**Set problem**
Extract all lines from the data beneath that include the word "VENCIMENTOS".

**Given entries**
+++++

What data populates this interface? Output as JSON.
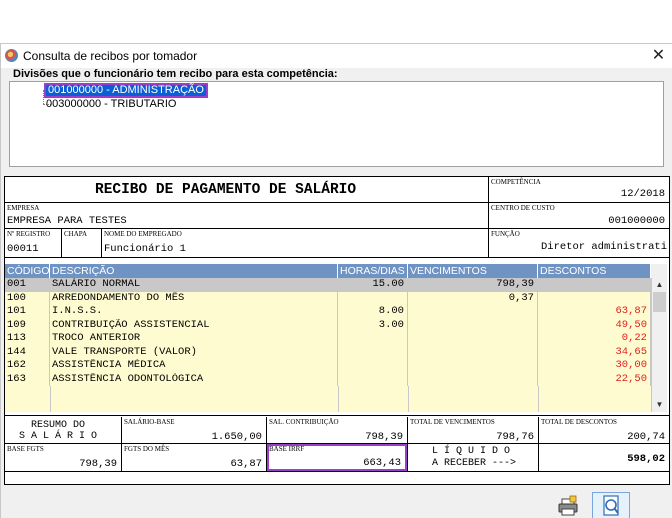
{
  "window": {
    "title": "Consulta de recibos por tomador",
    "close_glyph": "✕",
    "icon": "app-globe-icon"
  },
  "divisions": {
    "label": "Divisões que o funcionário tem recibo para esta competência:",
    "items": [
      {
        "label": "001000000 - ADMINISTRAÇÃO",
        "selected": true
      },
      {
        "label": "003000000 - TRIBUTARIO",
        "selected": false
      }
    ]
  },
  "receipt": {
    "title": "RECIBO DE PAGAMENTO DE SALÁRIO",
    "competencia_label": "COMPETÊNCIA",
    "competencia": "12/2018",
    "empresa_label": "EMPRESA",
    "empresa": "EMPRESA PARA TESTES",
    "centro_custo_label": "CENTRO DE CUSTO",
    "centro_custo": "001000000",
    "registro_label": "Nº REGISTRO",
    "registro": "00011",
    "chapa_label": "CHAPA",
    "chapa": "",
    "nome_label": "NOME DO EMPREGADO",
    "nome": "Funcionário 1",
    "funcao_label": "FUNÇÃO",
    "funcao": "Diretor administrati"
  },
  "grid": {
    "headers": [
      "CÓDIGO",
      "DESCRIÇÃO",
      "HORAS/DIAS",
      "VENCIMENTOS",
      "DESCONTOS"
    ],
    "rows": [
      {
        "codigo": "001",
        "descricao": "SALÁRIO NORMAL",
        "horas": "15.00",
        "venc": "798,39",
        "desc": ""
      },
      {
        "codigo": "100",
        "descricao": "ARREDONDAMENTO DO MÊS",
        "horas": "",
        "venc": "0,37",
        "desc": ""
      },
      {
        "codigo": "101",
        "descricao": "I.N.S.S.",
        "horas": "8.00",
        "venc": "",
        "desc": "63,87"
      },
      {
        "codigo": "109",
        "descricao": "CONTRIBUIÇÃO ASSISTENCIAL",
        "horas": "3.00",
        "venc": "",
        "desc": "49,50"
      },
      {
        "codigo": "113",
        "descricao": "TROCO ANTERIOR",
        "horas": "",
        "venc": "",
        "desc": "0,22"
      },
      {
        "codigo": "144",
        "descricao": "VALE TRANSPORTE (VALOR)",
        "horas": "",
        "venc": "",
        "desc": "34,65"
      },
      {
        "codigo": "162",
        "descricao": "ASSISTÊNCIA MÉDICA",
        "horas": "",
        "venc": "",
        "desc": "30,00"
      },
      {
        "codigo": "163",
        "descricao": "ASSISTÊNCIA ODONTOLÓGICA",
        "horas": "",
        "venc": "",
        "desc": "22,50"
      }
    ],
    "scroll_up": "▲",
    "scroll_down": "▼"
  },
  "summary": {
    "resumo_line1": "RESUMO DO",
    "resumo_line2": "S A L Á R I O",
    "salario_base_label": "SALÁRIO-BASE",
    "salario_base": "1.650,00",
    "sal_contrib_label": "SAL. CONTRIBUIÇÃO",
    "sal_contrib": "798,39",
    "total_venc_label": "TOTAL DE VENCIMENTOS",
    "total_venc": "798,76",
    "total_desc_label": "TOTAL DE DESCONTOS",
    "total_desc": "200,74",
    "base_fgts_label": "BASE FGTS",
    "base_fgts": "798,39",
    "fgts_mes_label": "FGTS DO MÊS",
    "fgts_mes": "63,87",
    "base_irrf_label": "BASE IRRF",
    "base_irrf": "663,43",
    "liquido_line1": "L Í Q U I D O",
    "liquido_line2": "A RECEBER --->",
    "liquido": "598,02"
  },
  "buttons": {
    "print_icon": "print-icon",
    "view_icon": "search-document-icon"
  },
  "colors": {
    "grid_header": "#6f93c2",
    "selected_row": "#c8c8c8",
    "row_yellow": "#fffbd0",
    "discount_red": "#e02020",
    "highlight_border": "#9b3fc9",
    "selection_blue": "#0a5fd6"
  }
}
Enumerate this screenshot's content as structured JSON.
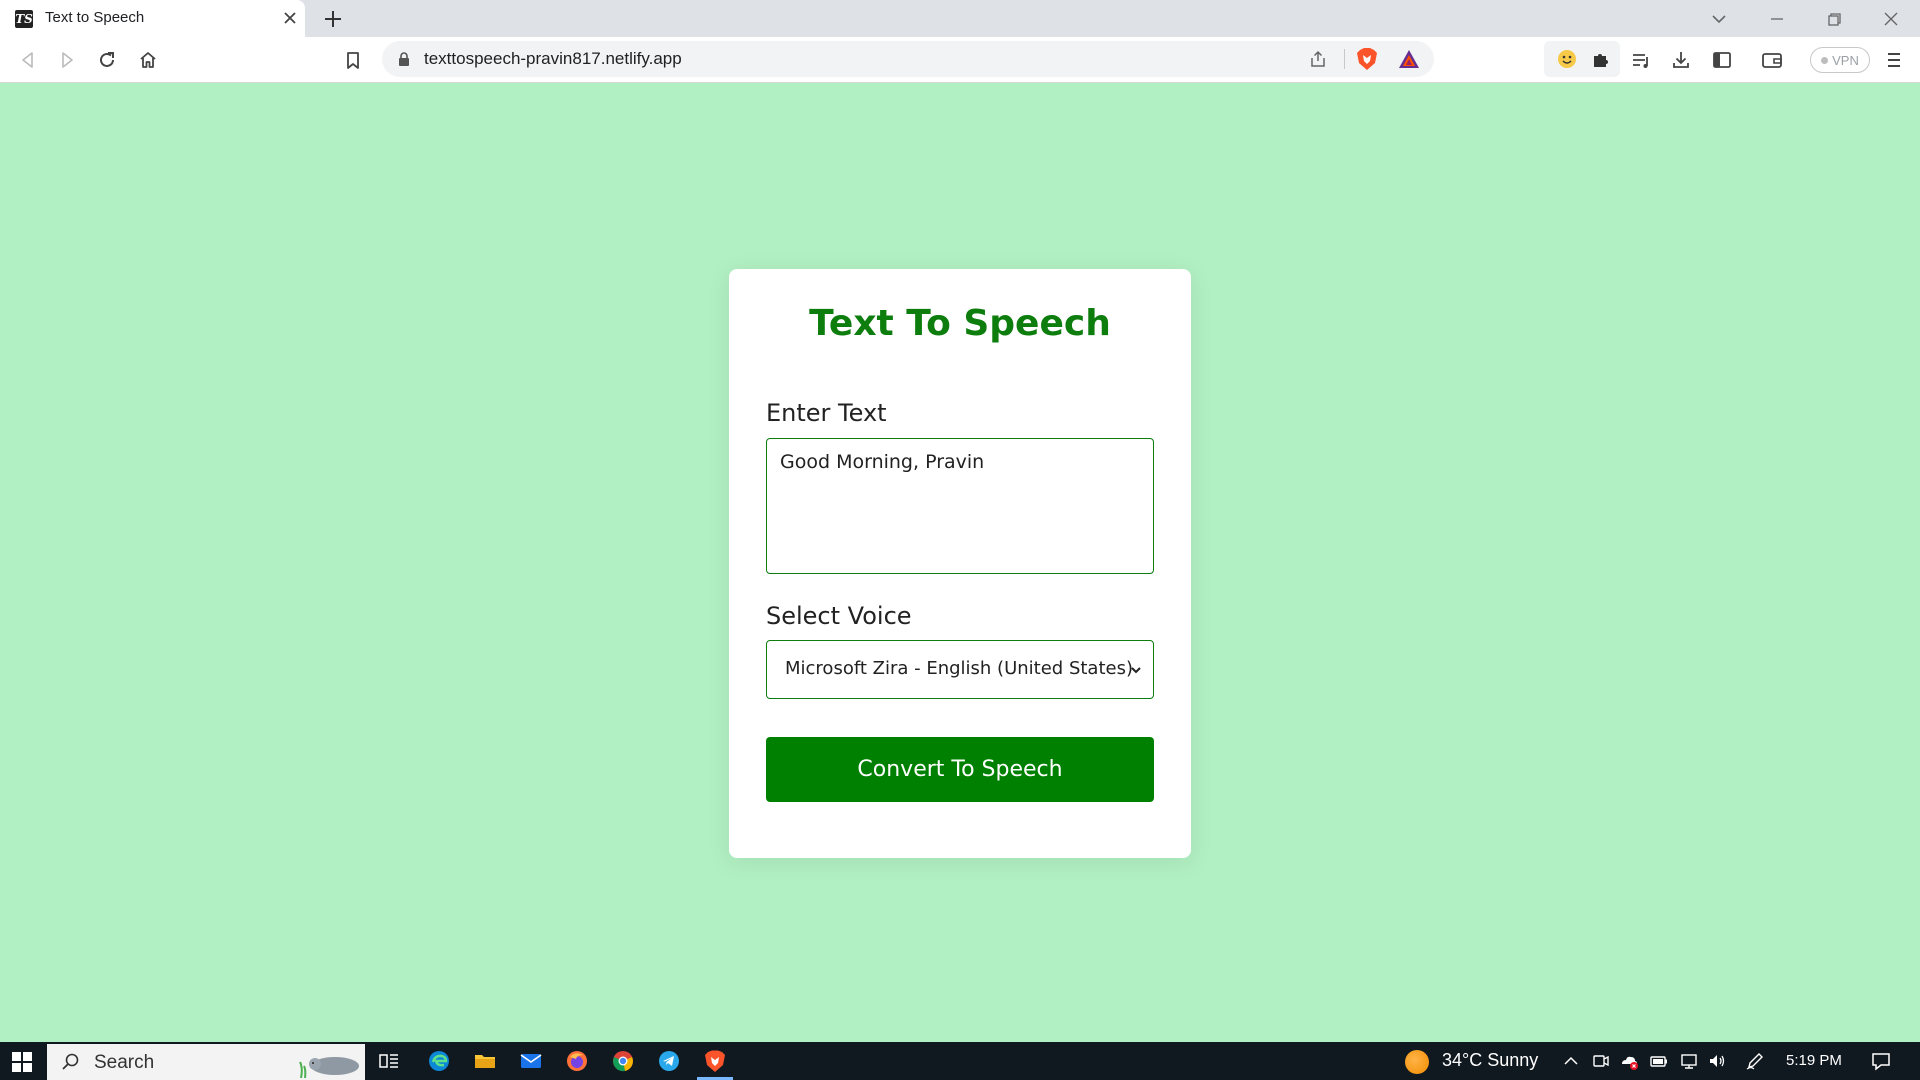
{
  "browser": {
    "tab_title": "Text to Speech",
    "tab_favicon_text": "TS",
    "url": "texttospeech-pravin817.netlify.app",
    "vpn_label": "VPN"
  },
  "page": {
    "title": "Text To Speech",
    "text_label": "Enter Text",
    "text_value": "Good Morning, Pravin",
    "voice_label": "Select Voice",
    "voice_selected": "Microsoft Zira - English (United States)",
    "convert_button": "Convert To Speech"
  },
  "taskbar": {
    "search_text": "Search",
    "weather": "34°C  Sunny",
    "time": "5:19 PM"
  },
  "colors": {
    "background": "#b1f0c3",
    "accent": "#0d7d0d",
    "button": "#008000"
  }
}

+++++

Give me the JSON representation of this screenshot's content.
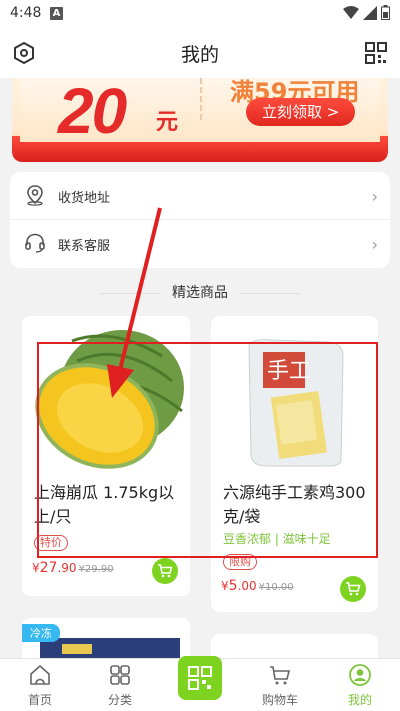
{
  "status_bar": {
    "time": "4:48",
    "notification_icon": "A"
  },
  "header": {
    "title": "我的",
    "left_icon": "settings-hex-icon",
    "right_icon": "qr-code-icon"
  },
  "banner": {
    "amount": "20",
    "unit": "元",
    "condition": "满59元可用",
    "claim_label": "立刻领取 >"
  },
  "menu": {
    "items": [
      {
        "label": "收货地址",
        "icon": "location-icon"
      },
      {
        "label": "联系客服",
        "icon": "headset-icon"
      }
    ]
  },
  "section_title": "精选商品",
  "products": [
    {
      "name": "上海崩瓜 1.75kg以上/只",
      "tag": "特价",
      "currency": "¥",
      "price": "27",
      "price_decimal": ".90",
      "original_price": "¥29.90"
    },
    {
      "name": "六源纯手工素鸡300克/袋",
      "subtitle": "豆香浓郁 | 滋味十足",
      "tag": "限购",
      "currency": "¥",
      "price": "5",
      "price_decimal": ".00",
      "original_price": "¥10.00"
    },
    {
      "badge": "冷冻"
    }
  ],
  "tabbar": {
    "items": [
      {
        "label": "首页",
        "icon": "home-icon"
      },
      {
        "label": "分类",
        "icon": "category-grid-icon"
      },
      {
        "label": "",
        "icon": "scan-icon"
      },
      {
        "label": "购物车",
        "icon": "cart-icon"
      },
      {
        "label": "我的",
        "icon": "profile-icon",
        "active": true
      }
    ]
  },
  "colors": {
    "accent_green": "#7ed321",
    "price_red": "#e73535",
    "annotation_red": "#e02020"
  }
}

+++++

**Answer for the task**
      "VENCIMENTOS",
    "total_venc_label": "TOTAL DE VENCIMENTOS",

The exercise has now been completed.